* Problem set:
(1) In the post on intermittent fasting, on which days of the week does the writer do full-body workouts?
(2) According to the post on intermittent fasting, why does the writer eat less on full-body workout days than on other training days? Answer in one to three sentences.
(3) Print everything in the post on intermittent fasting from "While I was" down to "some intermittent fasting.".

* Source text:
BEGIN

I’m taking several pedagogy courses this semester, one of which is called Comprehensive Health Education for Secondary Educators. It’s a rather cut and dry course name, isn’t it? One of the first assignments for the class was a review of the Center for Disease Controls Youth Risk Behavior Surveillance System. It’s a biannual survey of adolescent health which provides data on risk behaviors such as smoking, drinking, drug use, diet, and physical activity. Once analyzed, the data provides information that contribute to the nation, states, localities, and individual schools to better plan their curriculum. Pretty cool, huh?
While I was completing my own survey, I ran across a question regarding diet:
69.) During the past 30 days, did you go without eating for 24 hours or more (also called fasting) to lose weight or to keep from gaining weight? A. Yes B. No
For the first time in my life, I actually had to think about it. I’ve always been a food fanatic, and I’ve spent the past few years eating on a rather consistent basis. We’ve all heard about eating every 3-4 hours, right? Some people even say 2 hours, because any longer kills your metabolism. I’m not that convinced, because I had to answer ‘Yes’. For a month now, I’ve been experimenting with some intermittent fasting.
The definition of fasting is not eating, so intermittent fasting would be repeated periods of not eating. Defining it isn’t exactly rocket science, is it? What does become pretty scientific is the difference between simply not eating, and strategic not eating. Huge difference there! Before I began any of my own explanations, I’ll share some links with you that you should probably check out. (I’d recommend Roman’s FitCast interview the most because he discusses a variety of protocols.)
- John Romaniello’s recent FitCast interview regarding Intermittent Fasting
- Brad Pilon’s website
- John interviews Brad for his blog
- Eat Stop Eat website
- Martin Berkhan’s Blog
- Mark Sisson discusses IF
Now that you’ve (hopefully) read up on some of the Intermittent Fasting protocols that are out there, you’re probably wondering what I’ve been experimenting with. My personal guinea pig experience is closest to a delayed breakfast on non-training days. I’m just simply waiting until later in the day to begin eating. My schedule this semester feeds really well into this. (Get it?!) I’ve been completing two full-body workouts during the week, on Tuesdays and Thursdays. I’ve been observing in schools on Monday, Wednesday, and Friday, and I’ve been using the school day to detail my fasts. I’ll simply delay eating my first meal, or breakfast, until the school day lets out. The math on that ends up being a 16 hour fast window from going to bed until I eat for the first time, which is usually just before 3pm. From there, I have 8 hours to eat the same quantity of food that I’d normally consume for the rest of the day. I’ve also been trying to ‘wave’ my eating and training days, so that the overall quantity of food is based on the overall intensity of training. On days that I’m going to use full body workouts (and lifting slightly lighter weights) I’ll typically eat less than on the days that I head into the gym looking to pull or push a max. Make sense? Perfect!

END

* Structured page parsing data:
BEGIN

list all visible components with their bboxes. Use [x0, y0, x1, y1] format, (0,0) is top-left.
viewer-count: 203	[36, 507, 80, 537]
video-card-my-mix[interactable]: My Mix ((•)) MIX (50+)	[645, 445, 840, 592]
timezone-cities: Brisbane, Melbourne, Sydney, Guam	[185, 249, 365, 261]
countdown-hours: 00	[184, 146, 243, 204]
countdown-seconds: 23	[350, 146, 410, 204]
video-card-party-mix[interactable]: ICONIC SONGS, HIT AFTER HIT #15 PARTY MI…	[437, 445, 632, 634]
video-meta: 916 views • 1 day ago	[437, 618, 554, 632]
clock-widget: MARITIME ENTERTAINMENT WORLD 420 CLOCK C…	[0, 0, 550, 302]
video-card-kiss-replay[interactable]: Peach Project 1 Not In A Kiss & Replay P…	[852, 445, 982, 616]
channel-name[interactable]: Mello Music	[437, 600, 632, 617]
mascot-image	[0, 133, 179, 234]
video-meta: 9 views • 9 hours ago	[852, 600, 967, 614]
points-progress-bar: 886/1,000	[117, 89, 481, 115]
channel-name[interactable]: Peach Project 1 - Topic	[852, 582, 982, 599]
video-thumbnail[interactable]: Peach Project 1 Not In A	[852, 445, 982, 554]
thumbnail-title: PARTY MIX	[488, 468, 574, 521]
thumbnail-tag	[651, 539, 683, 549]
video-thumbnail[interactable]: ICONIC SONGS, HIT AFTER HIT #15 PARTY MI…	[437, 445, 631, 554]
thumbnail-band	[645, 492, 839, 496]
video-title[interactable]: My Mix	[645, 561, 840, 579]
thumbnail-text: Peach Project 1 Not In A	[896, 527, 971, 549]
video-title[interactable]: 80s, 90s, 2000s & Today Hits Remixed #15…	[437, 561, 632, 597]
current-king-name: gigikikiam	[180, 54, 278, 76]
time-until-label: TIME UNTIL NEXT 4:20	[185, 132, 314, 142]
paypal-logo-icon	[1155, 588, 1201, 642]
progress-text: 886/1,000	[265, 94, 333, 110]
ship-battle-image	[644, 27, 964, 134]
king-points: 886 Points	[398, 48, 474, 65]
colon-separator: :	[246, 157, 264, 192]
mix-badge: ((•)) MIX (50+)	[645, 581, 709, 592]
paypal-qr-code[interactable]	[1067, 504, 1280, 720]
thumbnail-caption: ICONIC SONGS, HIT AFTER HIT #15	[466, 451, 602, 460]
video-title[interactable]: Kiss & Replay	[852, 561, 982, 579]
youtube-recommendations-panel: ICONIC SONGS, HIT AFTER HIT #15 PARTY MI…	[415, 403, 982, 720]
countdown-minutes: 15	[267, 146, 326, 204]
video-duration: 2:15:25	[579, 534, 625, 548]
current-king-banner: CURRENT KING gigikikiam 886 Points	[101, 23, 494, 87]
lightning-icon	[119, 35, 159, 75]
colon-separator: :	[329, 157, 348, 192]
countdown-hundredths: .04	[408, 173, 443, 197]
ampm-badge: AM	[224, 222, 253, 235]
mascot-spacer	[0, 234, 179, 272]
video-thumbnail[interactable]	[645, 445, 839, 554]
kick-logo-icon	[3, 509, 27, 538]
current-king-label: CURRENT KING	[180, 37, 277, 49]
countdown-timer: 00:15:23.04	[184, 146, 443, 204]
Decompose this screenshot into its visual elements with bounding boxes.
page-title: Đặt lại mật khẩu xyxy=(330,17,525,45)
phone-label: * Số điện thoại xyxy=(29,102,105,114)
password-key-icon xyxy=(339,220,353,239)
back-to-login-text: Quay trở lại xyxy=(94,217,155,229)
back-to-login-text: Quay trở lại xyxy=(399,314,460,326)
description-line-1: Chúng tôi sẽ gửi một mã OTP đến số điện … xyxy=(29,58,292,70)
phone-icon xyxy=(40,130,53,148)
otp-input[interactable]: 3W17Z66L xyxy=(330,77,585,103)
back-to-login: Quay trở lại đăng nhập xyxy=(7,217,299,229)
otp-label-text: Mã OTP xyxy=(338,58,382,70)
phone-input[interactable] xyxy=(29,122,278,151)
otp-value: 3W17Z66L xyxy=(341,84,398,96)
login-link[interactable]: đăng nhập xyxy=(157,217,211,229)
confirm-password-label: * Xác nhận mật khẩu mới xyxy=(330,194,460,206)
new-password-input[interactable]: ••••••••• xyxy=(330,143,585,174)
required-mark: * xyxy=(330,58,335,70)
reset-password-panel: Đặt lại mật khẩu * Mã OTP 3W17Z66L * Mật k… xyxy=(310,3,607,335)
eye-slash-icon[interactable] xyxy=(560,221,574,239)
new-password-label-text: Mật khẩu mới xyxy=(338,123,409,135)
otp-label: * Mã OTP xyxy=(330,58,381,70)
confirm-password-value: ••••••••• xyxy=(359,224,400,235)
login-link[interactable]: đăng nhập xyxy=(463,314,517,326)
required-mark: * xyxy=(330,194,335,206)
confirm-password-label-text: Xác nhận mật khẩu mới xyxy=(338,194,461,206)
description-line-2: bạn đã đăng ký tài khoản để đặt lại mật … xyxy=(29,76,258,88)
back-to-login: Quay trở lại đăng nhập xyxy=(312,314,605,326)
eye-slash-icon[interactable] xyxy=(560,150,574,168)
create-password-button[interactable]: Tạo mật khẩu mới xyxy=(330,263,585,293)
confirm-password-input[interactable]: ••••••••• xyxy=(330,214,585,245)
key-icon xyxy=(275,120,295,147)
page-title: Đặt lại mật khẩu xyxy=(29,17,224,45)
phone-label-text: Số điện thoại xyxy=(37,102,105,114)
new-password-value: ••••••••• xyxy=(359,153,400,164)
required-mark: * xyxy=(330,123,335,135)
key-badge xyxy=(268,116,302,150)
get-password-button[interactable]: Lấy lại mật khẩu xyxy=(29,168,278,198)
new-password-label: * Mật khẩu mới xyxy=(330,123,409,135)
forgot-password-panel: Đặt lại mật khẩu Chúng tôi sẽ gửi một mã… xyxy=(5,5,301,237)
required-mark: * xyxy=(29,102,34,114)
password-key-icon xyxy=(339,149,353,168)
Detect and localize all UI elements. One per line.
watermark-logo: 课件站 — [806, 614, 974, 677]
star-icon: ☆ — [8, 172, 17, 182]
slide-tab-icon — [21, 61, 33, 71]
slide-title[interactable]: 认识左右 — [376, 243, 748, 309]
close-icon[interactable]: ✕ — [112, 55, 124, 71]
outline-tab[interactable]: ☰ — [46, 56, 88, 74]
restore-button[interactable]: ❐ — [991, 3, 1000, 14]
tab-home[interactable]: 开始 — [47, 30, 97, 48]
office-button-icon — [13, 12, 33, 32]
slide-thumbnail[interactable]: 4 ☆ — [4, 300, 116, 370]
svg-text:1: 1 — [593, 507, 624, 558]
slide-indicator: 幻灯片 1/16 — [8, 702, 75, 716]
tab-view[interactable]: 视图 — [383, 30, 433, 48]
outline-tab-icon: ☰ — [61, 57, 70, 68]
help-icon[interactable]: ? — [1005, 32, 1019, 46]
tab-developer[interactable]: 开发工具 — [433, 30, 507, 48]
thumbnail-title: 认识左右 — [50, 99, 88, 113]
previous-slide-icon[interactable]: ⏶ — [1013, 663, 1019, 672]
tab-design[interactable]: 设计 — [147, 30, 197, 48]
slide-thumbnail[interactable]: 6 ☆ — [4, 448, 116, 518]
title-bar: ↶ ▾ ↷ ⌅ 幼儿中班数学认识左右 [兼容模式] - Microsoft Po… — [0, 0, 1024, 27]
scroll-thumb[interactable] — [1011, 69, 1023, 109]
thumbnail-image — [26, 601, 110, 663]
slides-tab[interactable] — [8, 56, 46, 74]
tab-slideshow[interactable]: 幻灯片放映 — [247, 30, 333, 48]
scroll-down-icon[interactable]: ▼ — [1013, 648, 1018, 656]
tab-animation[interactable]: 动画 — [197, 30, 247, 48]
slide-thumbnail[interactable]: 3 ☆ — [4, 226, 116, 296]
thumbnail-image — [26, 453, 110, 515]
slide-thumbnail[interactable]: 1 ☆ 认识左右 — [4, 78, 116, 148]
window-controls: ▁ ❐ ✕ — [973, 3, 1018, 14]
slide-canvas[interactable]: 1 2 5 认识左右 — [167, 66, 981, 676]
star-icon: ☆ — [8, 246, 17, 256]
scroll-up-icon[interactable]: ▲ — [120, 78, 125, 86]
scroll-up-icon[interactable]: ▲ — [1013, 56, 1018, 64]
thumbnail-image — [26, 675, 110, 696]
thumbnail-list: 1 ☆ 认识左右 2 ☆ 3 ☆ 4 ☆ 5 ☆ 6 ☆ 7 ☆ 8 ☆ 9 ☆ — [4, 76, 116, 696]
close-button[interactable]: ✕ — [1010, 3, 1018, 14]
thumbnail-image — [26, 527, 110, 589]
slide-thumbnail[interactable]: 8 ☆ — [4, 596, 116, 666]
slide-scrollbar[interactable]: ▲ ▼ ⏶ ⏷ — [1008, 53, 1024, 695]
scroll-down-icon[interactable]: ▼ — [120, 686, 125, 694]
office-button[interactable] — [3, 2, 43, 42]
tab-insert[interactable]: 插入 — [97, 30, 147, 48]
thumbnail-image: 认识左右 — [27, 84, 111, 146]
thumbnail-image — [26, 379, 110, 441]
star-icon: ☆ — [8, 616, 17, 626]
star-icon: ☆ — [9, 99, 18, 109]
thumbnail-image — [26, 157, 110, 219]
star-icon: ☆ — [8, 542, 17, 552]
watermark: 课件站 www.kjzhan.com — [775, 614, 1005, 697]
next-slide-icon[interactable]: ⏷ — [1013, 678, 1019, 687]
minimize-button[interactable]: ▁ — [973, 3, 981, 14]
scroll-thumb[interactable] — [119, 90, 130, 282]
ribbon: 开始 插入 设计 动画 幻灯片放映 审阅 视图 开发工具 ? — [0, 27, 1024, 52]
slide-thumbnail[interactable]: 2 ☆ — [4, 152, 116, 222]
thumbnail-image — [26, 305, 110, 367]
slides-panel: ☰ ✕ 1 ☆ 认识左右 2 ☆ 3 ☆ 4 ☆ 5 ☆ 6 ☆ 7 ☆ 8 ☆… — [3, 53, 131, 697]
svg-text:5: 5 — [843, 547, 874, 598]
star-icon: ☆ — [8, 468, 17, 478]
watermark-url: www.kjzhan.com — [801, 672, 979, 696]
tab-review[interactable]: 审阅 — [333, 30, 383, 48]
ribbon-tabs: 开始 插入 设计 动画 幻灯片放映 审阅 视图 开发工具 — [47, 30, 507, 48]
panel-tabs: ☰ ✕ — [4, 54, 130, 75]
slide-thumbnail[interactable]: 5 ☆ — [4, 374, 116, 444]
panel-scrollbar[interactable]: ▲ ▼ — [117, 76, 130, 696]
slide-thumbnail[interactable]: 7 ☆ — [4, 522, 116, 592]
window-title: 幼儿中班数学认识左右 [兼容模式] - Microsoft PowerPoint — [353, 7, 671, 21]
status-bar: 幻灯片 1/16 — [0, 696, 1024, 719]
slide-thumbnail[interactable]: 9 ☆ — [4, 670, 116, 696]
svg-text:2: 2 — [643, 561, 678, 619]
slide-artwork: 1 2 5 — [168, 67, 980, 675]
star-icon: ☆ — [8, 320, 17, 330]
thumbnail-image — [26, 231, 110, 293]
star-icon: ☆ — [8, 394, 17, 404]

END

* Problem solutions:
(1) Tuesdays and Thursdays.

(2) The writer "waves" eating and training days so that the overall amount of food matches the overall intensity of training. Full-body workouts use slightly lighter weights than the days spent trying to pull or push a max, so less food is eaten on those days.

(3)
While I was completing my own survey, I ran across a question regarding diet:
69.) During the past 30 days, did you go without eating for 24 hours or more (also called fasting) to lose weight or to keep from gaining weight? A. Yes B. No
For the first time in my life, I actually had to think about it. I’ve always been a food fanatic, and I’ve spent the past few years eating on a rather consistent basis. We’ve all heard about eating every 3-4 hours, right? Some people even say 2 hours, because any longer kills your metabolism. I’m not that convinced, because I had to answer ‘Yes’. For a month now, I’ve been experimenting with some intermittent fasting.